[Data records]
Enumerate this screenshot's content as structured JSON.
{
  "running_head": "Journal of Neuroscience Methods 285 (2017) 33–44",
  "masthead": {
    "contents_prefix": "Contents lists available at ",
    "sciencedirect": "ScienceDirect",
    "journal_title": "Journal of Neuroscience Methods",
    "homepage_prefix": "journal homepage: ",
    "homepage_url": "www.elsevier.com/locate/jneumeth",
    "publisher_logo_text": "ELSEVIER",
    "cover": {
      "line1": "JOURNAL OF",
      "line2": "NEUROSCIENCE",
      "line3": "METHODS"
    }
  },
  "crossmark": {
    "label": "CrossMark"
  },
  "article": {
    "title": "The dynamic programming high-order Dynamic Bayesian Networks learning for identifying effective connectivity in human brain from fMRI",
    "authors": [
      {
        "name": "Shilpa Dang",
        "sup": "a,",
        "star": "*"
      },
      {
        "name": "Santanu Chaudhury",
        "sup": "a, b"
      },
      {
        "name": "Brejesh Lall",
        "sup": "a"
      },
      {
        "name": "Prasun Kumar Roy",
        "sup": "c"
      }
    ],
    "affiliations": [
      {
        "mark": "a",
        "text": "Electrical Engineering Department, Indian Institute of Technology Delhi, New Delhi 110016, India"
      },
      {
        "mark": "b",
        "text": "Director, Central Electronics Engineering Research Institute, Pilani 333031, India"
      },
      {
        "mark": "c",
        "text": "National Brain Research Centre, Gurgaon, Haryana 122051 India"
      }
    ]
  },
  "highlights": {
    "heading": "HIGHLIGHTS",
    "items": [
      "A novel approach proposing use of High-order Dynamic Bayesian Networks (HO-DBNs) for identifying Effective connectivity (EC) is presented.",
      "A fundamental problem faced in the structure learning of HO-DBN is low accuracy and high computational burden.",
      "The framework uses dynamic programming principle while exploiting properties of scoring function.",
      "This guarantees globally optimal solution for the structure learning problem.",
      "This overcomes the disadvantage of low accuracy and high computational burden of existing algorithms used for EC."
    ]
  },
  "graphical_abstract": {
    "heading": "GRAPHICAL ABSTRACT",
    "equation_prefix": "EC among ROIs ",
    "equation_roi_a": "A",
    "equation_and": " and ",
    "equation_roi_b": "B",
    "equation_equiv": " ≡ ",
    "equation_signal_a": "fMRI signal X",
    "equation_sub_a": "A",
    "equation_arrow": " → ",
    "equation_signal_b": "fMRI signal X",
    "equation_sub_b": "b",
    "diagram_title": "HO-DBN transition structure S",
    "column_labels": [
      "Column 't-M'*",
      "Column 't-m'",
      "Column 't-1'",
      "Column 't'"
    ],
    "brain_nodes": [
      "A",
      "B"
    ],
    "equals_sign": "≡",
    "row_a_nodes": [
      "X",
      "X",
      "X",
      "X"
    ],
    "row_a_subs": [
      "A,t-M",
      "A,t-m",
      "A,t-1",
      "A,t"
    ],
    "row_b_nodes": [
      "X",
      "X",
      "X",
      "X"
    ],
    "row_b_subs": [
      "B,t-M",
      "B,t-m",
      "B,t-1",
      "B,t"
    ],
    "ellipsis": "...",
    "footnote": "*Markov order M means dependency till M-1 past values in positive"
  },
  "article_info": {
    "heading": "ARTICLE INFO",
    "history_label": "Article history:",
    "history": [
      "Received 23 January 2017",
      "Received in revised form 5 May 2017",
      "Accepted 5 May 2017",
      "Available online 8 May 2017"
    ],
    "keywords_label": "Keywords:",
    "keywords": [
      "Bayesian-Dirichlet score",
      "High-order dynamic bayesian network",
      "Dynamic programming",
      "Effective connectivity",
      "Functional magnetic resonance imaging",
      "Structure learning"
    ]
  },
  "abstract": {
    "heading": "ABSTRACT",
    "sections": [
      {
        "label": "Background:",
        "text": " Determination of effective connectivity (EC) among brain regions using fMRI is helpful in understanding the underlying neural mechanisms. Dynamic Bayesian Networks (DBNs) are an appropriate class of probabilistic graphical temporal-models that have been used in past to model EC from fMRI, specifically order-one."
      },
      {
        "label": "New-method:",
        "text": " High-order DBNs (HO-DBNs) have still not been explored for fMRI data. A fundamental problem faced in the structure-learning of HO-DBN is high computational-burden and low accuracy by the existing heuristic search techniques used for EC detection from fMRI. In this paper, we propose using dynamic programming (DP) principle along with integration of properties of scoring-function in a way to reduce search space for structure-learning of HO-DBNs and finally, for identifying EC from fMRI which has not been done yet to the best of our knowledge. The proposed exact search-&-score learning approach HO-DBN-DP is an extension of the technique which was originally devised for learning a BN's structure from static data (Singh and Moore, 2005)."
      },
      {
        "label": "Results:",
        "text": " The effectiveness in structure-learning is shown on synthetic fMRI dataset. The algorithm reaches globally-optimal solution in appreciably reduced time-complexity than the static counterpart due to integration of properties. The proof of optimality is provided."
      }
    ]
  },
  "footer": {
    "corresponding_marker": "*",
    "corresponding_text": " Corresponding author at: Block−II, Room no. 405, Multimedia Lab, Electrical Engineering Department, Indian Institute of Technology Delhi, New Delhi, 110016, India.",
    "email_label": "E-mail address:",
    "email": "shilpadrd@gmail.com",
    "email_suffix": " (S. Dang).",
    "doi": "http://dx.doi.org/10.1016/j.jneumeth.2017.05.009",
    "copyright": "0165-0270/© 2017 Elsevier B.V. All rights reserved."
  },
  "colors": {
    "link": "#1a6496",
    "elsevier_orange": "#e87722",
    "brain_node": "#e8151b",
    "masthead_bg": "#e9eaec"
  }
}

What you should do
Write the complete data out, exactly as above.

Output
Enumerate this screenshot's content as structured JSON.
{
  "running_head": "Journal of Neuroscience Methods 285 (2017) 33–44",
  "masthead": {
    "contents_prefix": "Contents lists available at ",
    "sciencedirect": "ScienceDirect",
    "journal_title": "Journal of Neuroscience Methods",
    "homepage_prefix": "journal homepage: ",
    "homepage_url": "www.elsevier.com/locate/jneumeth",
    "publisher_logo_text": "ELSEVIER",
    "cover": {
      "line1": "JOURNAL OF",
      "line2": "NEUROSCIENCE",
      "line3": "METHODS"
    }
  },
  "crossmark": {
    "label": "CrossMark"
  },
  "article": {
    "title": "The dynamic programming high-order Dynamic Bayesian Networks learning for identifying effective connectivity in human brain from fMRI",
    "authors": [
      {
        "name": "Shilpa Dang",
        "sup": "a,",
        "star": "*"
      },
      {
        "name": "Santanu Chaudhury",
        "sup": "a, b"
      },
      {
        "name": "Brejesh Lall",
        "sup": "a"
      },
      {
        "name": "Prasun Kumar Roy",
        "sup": "c"
      }
    ],
    "affiliations": [
      {
        "mark": "a",
        "text": "Electrical Engineering Department, Indian Institute of Technology Delhi, New Delhi 110016, India"
      },
      {
        "mark": "b",
        "text": "Director, Central Electronics Engineering Research Institute, Pilani 333031, India"
      },
      {
        "mark": "c",
        "text": "National Brain Research Centre, Gurgaon, Haryana 122051 India"
      }
    ]
  },
  "highlights": {
    "heading": "HIGHLIGHTS",
    "items": [
      "A novel approach proposing use of High-order Dynamic Bayesian Networks (HO-DBNs) for identifying Effective connectivity (EC) is presented.",
      "A fundamental problem faced in the structure learning of HO-DBN is low accuracy and high computational burden.",
      "The framework uses dynamic programming principle while exploiting properties of scoring function.",
      "This guarantees globally optimal solution for the structure learning problem.",
      "This overcomes the disadvantage of low accuracy and high computational burden of existing algorithms used for EC."
    ]
  },
  "graphical_abstract": {
    "heading": "GRAPHICAL ABSTRACT",
    "equation_prefix": "EC among ROIs ",
    "equation_roi_a": "A",
    "equation_and": " and ",
    "equation_roi_b": "B",
    "equation_equiv": " ≡ ",
    "equation_signal_a": "fMRI signal X",
    "equation_sub_a": "A",
    "equation_arrow": " → ",
    "equation_signal_b": "fMRI signal X",
    "equation_sub_b": "b",
    "diagram_title": "HO-DBN transition structure S",
    "column_labels": [
      "Column 't-M'*",
      "Column 't-m'",
      "Column 't-1'",
      "Column 't'"
    ],
    "brain_nodes": [
      "A",
      "B"
    ],
    "equals_sign": "≡",
    "row_a_nodes": [
      "X",
      "X",
      "X",
      "X"
    ],
    "row_a_subs": [
      "A,t-M",
      "A,t-m",
      "A,t-1",
      "A,t"
    ],
    "row_b_nodes": [
      "X",
      "X",
      "X",
      "X"
    ],
    "row_b_subs": [
      "B,t-M",
      "B,t-m",
      "B,t-1",
      "B,t"
    ],
    "ellipsis": "...",
    "footnote": "*Markov order M means dependency till M-1 past values in positive"
  },
  "article_info": {
    "heading": "ARTICLE INFO",
    "history_label": "Article history:",
    "history": [
      "Received 23 January 2017",
      "Received in revised form 5 May 2017",
      "Accepted 5 May 2017",
      "Available online 8 May 2017"
    ],
    "keywords_label": "Keywords:",
    "keywords": [
      "Bayesian-Dirichlet score",
      "High-order dynamic bayesian network",
      "Dynamic programming",
      "Effective connectivity",
      "Functional magnetic resonance imaging",
      "Structure learning"
    ]
  },
  "abstract": {
    "heading": "ABSTRACT",
    "sections": [
      {
        "label": "Background:",
        "text": " Determination of effective connectivity (EC) among brain regions using fMRI is helpful in understanding the underlying neural mechanisms. Dynamic Bayesian Networks (DBNs) are an appropriate class of probabilistic graphical temporal-models that have been used in past to model EC from fMRI, specifically order-one."
      },
      {
        "label": "New-method:",
        "text": " High-order DBNs (HO-DBNs) have still not been explored for fMRI data. A fundamental problem faced in the structure-learning of HO-DBN is high computational-burden and low accuracy by the existing heuristic search techniques used for EC detection from fMRI. In this paper, we propose using dynamic programming (DP) principle along with integration of properties of scoring-function in a way to reduce search space for structure-learning of HO-DBNs and finally, for identifying EC from fMRI which has not been done yet to the best of our knowledge. The proposed exact search-&-score learning approach HO-DBN-DP is an extension of the technique which was originally devised for learning a BN's structure from static data (Singh and Moore, 2005)."
      },
      {
        "label": "Results:",
        "text": " The effectiveness in structure-learning is shown on synthetic fMRI dataset. The algorithm reaches globally-optimal solution in appreciably reduced time-complexity than the static counterpart due to integration of properties. The proof of optimality is provided."
      }
    ]
  },
  "footer": {
    "corresponding_marker": "*",
    "corresponding_text": " Corresponding author at: Block−II, Room no. 405, Multimedia Lab, Electrical Engineering Department, Indian Institute of Technology Delhi, New Delhi, 110016, India.",
    "email_label": "E-mail address:",
    "email": "shilpadrd@gmail.com",
    "email_suffix": " (S. Dang).",
    "doi": "http://dx.doi.org/10.1016/j.jneumeth.2017.05.009",
    "copyright": "0165-0270/© 2017 Elsevier B.V. All rights reserved."
  },
  "colors": {
    "link": "#1a6496",
    "elsevier_orange": "#e87722",
    "brain_node": "#e8151b",
    "masthead_bg": "#e9eaec"
  }
}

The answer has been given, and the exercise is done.